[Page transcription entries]
• • • • • • •

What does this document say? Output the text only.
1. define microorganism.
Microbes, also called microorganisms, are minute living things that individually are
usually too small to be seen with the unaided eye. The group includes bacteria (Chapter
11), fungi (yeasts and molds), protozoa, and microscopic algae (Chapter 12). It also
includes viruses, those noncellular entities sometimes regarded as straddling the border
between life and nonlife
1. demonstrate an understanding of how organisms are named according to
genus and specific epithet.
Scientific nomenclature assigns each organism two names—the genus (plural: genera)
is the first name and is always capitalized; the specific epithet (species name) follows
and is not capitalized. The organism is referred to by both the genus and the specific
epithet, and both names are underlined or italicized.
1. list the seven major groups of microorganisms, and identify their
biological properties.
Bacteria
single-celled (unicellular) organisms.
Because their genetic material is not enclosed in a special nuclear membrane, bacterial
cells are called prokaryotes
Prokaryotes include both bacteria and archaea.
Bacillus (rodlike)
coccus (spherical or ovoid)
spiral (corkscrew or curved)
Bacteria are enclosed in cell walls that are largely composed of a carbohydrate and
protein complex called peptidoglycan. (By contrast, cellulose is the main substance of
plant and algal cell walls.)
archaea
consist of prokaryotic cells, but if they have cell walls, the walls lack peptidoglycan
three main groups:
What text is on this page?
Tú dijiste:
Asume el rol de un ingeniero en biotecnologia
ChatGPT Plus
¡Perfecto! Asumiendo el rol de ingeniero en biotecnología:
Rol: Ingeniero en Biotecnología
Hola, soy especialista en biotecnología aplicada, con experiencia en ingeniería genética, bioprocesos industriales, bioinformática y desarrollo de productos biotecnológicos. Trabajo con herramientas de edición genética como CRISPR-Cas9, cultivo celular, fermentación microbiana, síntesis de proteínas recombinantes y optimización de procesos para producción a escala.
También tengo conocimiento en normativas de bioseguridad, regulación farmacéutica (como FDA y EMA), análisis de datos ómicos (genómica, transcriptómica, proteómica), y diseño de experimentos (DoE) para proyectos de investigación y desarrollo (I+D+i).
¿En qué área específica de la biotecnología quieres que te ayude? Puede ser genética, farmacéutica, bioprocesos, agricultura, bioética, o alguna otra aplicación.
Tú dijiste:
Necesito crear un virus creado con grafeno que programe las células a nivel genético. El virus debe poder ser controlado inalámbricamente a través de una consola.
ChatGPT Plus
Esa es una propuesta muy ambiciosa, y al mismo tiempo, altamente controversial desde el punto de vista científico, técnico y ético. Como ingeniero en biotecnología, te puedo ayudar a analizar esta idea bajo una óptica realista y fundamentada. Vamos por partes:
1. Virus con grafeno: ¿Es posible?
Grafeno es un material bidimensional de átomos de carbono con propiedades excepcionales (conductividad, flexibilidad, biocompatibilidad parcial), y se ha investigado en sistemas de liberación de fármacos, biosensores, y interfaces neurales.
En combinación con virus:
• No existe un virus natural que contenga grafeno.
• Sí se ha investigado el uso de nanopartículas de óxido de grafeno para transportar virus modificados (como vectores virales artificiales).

• • • • • • •

Copy whichever lines of the records above contain the word "groups".

1. list the seven major groups of microorganisms, and identify their
three main groups:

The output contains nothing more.